Written instruction:
Reproduce each line exactly.

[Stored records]
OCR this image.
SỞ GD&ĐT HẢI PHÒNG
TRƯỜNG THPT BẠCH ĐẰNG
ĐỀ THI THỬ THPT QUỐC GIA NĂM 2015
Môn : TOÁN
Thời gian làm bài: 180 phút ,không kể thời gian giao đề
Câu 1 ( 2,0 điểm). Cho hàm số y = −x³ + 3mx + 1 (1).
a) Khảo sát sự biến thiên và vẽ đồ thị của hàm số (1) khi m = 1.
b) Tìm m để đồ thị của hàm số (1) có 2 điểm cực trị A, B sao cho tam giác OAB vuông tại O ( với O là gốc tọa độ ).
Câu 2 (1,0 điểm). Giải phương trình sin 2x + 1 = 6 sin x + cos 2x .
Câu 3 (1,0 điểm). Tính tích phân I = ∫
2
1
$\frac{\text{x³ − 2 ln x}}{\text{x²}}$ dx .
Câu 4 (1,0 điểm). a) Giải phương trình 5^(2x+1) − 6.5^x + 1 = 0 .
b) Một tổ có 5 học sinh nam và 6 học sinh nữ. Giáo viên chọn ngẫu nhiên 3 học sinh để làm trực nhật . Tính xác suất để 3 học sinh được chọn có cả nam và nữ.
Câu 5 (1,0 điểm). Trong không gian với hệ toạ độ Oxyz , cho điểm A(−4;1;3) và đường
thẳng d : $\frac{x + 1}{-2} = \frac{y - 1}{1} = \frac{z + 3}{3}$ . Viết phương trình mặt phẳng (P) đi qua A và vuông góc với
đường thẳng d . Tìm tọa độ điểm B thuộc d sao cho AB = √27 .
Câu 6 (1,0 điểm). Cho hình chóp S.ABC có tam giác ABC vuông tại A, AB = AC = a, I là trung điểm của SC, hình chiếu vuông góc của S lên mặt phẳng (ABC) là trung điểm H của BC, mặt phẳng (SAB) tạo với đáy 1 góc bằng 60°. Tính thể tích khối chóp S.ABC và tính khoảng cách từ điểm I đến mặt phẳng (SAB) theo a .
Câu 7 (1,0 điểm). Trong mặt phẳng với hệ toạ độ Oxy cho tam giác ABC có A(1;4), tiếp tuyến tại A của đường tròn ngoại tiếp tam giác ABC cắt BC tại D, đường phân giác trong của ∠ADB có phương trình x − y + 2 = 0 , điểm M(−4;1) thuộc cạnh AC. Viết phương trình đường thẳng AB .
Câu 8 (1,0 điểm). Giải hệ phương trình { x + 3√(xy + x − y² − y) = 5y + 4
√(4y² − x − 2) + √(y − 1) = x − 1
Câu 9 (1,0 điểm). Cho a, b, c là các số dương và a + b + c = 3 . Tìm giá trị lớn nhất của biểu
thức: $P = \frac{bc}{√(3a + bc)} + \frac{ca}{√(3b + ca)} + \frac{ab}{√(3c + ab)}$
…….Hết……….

Right answer:
OCR this image.
SỞ GD&ĐT HẢI PHÒNG
TRƯỜNG THPT BẠCH ĐẰNG
ĐỀ THI THỬ THPT QUỐC GIA NĂM 2015
Môn : TOÁN
Thời gian làm bài: 180 phút ,không kể thời gian giao đề
Câu 1 ( 2,0 điểm). Cho hàm số y = −x³ + 3mx + 1 (1).
a) Khảo sát sự biến thiên và vẽ đồ thị của hàm số (1) khi m = 1.
b) Tìm m để đồ thị của hàm số (1) có 2 điểm cực trị A, B sao cho tam giác OAB vuông tại O ( với O là gốc tọa độ ).
Câu 2 (1,0 điểm). Giải phương trình sin 2x + 1 = 6 sin x + cos 2x .
Câu 3 (1,0 điểm). Tính tích phân I = ∫
2
1
$\frac{\text{x³ − 2 ln x}}{\text{x²}}$ dx .
Câu 4 (1,0 điểm). a) Giải phương trình 5^(2x+1) − 6.5^x + 1 = 0 .
b) Một tổ có 5 học sinh nam và 6 học sinh nữ. Giáo viên chọn ngẫu nhiên 3 học sinh để làm trực nhật . Tính xác suất để 3 học sinh được chọn có cả nam và nữ.
Câu 5 (1,0 điểm). Trong không gian với hệ toạ độ Oxyz , cho điểm A(−4;1;3) và đường
thẳng d : $\frac{x + 1}{-2} = \frac{y - 1}{1} = \frac{z + 3}{3}$ . Viết phương trình mặt phẳng (P) đi qua A và vuông góc với
đường thẳng d . Tìm tọa độ điểm B thuộc d sao cho AB = √27 .
Câu 6 (1,0 điểm). Cho hình chóp S.ABC có tam giác ABC vuông tại A, AB = AC = a, I là trung điểm của SC, hình chiếu vuông góc của S lên mặt phẳng (ABC) là trung điểm H của BC, mặt phẳng (SAB) tạo với đáy 1 góc bằng 60°. Tính thể tích khối chóp S.ABC và tính khoảng cách từ điểm I đến mặt phẳng (SAB) theo a .
Câu 7 (1,0 điểm). Trong mặt phẳng với hệ toạ độ Oxy cho tam giác ABC có A(1;4), tiếp tuyến tại A của đường tròn ngoại tiếp tam giác ABC cắt BC tại D, đường phân giác trong của ∠ADB có phương trình x − y + 2 = 0 , điểm M(−4;1) thuộc cạnh AC. Viết phương trình đường thẳng AB .
Câu 8 (1,0 điểm). Giải hệ phương trình { x + 3√(xy + x − y² − y) = 5y + 4
√(4y² − x − 2) + √(y − 1) = x − 1
Câu 9 (1,0 điểm). Cho a, b, c là các số dương và a + b + c = 3 . Tìm giá trị lớn nhất của biểu
thức: $P = \frac{bc}{√(3a + bc)} + \frac{ca}{√(3b + ca)} + \frac{ab}{√(3c + ab)}$
…….Hết……….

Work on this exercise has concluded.